◆ **Given request**: Please give the entries again in full and exactly, without any picture.

◆ **Recorded data**:

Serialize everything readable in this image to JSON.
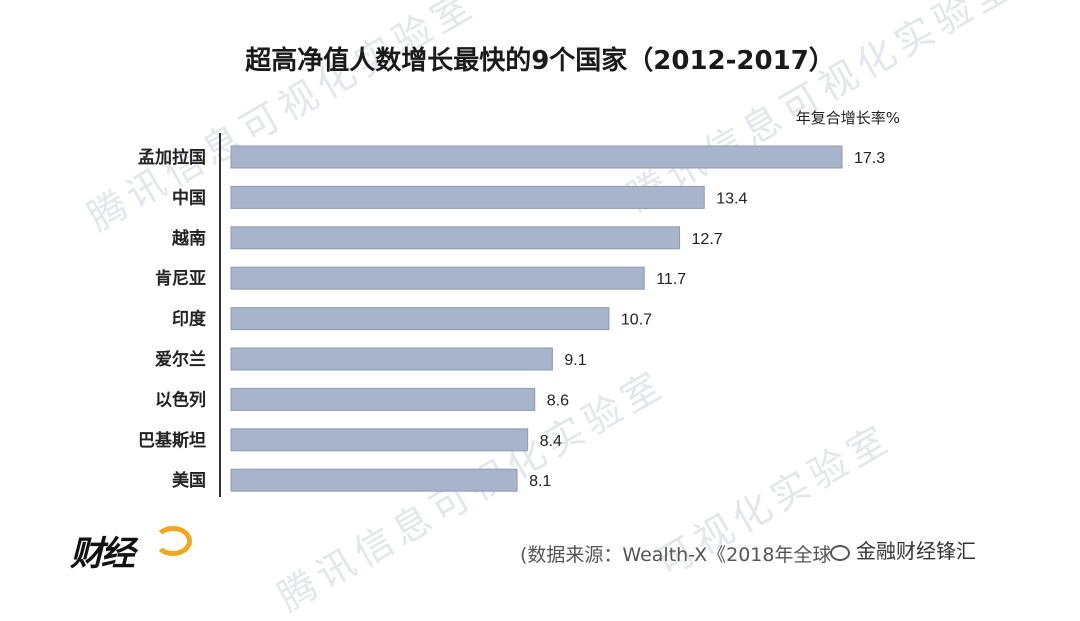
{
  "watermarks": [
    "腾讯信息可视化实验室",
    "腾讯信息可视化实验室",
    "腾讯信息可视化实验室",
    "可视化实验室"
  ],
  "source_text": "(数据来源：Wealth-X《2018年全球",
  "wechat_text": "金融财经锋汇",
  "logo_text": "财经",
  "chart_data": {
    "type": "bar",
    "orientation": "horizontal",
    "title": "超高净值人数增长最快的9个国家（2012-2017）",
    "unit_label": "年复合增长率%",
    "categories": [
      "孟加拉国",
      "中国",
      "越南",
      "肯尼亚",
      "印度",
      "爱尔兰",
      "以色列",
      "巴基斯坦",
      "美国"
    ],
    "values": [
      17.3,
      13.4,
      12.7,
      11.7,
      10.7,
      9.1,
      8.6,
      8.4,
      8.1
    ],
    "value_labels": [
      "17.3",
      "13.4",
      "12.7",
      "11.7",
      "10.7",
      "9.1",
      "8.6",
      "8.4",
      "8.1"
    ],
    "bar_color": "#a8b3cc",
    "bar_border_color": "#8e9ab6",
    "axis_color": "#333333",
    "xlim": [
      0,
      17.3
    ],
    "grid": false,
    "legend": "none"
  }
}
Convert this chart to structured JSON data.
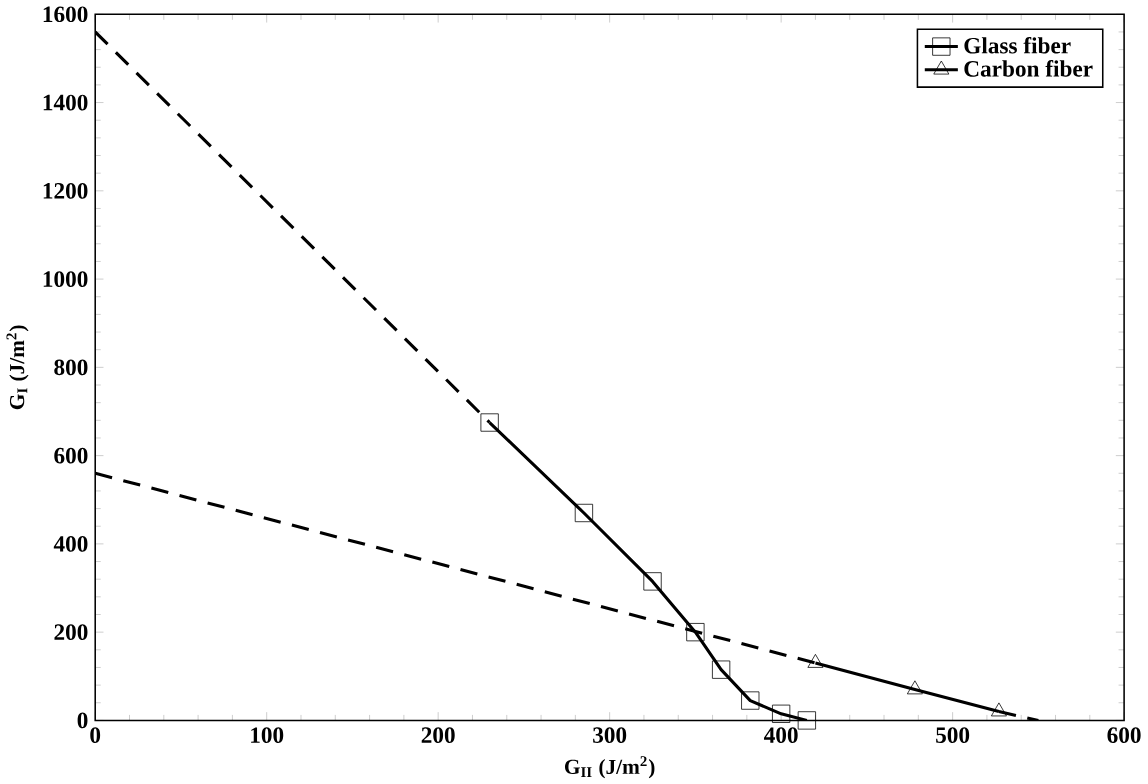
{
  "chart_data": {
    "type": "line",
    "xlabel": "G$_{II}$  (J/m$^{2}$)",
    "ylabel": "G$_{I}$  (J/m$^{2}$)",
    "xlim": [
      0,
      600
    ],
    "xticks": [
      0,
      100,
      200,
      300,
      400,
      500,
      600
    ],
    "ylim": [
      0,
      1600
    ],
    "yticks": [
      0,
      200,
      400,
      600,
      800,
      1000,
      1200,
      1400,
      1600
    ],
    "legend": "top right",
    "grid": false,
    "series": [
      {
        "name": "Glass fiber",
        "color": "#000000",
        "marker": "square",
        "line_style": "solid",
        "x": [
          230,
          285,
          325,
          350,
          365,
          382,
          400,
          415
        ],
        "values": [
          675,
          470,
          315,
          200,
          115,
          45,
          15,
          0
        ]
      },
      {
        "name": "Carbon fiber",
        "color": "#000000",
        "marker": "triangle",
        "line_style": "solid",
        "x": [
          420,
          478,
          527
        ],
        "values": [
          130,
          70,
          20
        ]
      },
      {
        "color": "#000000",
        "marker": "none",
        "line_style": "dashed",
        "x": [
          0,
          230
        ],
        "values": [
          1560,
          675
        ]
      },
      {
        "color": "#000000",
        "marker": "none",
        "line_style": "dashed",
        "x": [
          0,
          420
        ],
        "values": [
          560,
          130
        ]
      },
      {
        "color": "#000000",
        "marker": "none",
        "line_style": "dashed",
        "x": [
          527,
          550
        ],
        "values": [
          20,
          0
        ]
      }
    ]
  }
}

◆ **Full solution**:
Serialize everything readable in this image to JSON.
{
  "watermarks": [
    "腾讯信息可视化实验室",
    "腾讯信息可视化实验室",
    "腾讯信息可视化实验室",
    "可视化实验室"
  ],
  "source_text": "(数据来源：Wealth-X《2018年全球",
  "wechat_text": "金融财经锋汇",
  "logo_text": "财经",
  "chart_data": {
    "type": "bar",
    "orientation": "horizontal",
    "title": "超高净值人数增长最快的9个国家（2012-2017）",
    "unit_label": "年复合增长率%",
    "categories": [
      "孟加拉国",
      "中国",
      "越南",
      "肯尼亚",
      "印度",
      "爱尔兰",
      "以色列",
      "巴基斯坦",
      "美国"
    ],
    "values": [
      17.3,
      13.4,
      12.7,
      11.7,
      10.7,
      9.1,
      8.6,
      8.4,
      8.1
    ],
    "value_labels": [
      "17.3",
      "13.4",
      "12.7",
      "11.7",
      "10.7",
      "9.1",
      "8.6",
      "8.4",
      "8.1"
    ],
    "bar_color": "#a8b3cc",
    "bar_border_color": "#8e9ab6",
    "axis_color": "#333333",
    "xlim": [
      0,
      17.3
    ],
    "grid": false,
    "legend": "none"
  }
}
Convert this chart to structured JSON data.
{
  "chart_data": {
    "type": "line",
    "xlabel": "G$_{II}$  (J/m$^{2}$)",
    "ylabel": "G$_{I}$  (J/m$^{2}$)",
    "xlim": [
      0,
      600
    ],
    "xticks": [
      0,
      100,
      200,
      300,
      400,
      500,
      600
    ],
    "ylim": [
      0,
      1600
    ],
    "yticks": [
      0,
      200,
      400,
      600,
      800,
      1000,
      1200,
      1400,
      1600
    ],
    "legend": "top right",
    "grid": false,
    "series": [
      {
        "name": "Glass fiber",
        "color": "#000000",
        "marker": "square",
        "line_style": "solid",
        "x": [
          230,
          285,
          325,
          350,
          365,
          382,
          400,
          415
        ],
        "values": [
          675,
          470,
          315,
          200,
          115,
          45,
          15,
          0
        ]
      },
      {
        "name": "Carbon fiber",
        "color": "#000000",
        "marker": "triangle",
        "line_style": "solid",
        "x": [
          420,
          478,
          527
        ],
        "values": [
          130,
          70,
          20
        ]
      },
      {
        "color": "#000000",
        "marker": "none",
        "line_style": "dashed",
        "x": [
          0,
          230
        ],
        "values": [
          1560,
          675
        ]
      },
      {
        "color": "#000000",
        "marker": "none",
        "line_style": "dashed",
        "x": [
          0,
          420
        ],
        "values": [
          560,
          130
        ]
      },
      {
        "color": "#000000",
        "marker": "none",
        "line_style": "dashed",
        "x": [
          527,
          550
        ],
        "values": [
          20,
          0
        ]
      }
    ]
  }
}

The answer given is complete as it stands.